TASK PROMPT:
For the data below, give the number of lines that include the word "decay" and nothing else.
::::
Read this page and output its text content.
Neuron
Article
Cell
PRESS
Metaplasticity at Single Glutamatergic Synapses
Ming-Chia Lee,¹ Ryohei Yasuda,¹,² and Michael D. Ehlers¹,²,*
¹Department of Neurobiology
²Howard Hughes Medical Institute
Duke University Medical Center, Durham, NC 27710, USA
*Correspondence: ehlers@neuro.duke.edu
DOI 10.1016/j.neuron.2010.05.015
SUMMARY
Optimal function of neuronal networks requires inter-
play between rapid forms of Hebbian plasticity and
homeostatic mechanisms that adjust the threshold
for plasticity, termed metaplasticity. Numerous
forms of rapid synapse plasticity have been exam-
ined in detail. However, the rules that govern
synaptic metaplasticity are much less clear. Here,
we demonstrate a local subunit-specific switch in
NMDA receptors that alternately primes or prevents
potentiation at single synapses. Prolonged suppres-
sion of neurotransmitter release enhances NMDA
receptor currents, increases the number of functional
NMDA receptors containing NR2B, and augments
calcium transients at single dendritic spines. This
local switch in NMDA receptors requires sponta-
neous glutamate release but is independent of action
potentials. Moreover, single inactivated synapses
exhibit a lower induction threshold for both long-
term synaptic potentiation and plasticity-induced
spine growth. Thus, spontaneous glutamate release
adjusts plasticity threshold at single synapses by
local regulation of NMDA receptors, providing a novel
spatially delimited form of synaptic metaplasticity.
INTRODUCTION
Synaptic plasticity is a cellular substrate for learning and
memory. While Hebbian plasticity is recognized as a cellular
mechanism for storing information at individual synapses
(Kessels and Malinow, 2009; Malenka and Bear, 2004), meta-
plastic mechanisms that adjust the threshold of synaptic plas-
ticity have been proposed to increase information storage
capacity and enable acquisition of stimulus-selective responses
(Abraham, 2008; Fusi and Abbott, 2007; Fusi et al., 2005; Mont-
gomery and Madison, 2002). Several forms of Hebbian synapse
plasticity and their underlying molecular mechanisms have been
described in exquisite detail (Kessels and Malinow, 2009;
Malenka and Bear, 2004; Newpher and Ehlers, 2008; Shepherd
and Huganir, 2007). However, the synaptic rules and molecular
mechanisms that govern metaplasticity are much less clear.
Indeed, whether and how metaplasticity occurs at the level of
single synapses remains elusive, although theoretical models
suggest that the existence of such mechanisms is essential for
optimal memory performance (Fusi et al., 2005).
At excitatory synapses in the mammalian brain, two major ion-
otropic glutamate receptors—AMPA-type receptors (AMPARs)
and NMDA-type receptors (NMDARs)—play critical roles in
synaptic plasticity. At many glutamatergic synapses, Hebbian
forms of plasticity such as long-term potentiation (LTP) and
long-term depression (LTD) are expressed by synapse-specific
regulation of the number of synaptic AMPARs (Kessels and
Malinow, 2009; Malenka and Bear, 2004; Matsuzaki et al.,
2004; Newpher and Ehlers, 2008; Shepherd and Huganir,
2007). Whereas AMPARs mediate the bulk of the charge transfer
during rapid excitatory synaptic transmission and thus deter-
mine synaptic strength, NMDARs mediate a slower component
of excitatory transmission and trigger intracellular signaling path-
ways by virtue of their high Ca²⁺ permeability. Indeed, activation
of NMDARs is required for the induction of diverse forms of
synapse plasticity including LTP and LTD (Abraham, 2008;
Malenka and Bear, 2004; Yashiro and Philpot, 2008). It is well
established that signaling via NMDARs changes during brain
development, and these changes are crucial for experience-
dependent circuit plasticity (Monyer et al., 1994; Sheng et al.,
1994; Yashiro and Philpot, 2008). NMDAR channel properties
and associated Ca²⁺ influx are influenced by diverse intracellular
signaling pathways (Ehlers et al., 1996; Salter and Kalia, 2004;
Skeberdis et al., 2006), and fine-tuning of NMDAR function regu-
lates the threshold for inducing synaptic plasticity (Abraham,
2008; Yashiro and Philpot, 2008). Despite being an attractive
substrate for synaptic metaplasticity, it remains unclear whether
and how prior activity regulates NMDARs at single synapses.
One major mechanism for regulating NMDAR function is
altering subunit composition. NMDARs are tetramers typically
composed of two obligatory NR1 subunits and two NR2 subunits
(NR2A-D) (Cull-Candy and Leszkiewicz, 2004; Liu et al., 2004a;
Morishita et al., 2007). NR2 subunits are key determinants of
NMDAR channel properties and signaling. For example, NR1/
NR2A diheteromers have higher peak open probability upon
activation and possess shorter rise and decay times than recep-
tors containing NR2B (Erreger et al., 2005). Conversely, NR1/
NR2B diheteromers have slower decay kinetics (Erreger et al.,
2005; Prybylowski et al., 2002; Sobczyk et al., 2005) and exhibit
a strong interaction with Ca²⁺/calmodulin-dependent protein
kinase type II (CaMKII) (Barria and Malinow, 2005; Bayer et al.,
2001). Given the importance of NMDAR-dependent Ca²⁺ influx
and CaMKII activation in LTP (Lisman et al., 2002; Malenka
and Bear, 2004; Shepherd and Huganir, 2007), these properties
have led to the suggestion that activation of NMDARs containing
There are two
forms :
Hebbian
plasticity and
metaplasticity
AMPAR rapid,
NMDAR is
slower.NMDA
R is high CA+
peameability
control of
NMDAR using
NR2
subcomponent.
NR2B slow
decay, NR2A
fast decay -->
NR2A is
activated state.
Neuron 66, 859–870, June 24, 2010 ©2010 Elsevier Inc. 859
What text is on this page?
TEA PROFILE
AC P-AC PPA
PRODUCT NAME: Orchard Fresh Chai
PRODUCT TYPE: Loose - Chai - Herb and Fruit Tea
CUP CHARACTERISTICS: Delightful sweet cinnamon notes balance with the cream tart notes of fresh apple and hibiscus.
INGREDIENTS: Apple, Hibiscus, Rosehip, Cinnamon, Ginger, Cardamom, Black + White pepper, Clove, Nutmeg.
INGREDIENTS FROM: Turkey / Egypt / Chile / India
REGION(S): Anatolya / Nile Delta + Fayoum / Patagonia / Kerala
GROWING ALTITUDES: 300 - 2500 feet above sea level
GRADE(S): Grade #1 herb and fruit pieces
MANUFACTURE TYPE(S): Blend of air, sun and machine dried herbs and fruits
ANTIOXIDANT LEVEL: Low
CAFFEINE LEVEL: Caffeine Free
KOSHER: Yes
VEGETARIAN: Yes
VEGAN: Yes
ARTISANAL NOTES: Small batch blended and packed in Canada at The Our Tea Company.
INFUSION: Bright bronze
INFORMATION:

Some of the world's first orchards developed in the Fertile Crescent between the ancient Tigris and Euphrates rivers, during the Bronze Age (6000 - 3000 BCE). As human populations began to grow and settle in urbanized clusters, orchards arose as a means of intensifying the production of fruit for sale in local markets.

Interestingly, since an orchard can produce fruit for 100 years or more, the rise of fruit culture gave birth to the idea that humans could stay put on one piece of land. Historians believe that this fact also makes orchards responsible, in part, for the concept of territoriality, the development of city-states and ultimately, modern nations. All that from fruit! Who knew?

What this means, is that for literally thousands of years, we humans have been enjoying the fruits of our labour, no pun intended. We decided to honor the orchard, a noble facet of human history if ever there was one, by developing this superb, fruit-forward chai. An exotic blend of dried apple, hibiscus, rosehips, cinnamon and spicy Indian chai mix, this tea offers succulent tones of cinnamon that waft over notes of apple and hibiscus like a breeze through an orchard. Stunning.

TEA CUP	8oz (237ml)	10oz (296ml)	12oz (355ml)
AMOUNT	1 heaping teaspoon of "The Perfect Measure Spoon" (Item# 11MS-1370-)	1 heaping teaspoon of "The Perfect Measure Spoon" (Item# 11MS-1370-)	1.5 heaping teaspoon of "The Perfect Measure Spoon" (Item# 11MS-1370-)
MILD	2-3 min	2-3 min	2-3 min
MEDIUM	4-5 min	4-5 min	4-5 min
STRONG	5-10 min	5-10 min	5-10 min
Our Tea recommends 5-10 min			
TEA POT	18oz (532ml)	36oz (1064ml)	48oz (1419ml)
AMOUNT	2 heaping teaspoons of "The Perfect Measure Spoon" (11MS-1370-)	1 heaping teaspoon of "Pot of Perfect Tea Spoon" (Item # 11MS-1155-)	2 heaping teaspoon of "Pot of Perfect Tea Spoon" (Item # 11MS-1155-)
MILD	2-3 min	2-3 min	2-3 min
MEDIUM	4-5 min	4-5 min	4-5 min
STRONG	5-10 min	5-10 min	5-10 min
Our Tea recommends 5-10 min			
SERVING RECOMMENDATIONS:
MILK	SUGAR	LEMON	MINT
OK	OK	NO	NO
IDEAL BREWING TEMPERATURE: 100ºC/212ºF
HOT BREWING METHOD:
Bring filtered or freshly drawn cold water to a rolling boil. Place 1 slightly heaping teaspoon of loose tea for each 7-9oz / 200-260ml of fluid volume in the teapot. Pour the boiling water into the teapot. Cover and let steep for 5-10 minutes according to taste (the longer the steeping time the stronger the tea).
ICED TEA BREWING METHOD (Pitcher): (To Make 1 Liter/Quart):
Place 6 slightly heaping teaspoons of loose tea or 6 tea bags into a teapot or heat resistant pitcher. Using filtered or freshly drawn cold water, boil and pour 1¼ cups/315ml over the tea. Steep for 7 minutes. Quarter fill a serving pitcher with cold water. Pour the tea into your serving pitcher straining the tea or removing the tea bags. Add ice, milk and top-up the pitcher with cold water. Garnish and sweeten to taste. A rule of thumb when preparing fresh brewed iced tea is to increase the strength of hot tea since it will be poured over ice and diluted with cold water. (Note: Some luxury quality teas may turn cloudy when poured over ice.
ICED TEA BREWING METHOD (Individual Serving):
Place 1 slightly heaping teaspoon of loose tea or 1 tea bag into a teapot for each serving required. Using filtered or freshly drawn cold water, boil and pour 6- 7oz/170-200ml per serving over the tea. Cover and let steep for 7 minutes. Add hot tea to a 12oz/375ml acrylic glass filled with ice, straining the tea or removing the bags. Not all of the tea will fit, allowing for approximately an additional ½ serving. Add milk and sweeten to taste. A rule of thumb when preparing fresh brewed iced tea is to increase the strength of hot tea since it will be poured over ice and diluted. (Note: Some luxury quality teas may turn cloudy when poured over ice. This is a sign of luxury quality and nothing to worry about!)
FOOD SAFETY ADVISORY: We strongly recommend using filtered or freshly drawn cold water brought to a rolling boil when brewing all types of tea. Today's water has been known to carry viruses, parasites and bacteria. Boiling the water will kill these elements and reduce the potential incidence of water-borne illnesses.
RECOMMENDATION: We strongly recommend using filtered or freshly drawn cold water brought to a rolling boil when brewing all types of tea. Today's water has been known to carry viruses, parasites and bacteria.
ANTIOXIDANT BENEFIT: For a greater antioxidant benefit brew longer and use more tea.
::::
RESPONSE BELOW:
4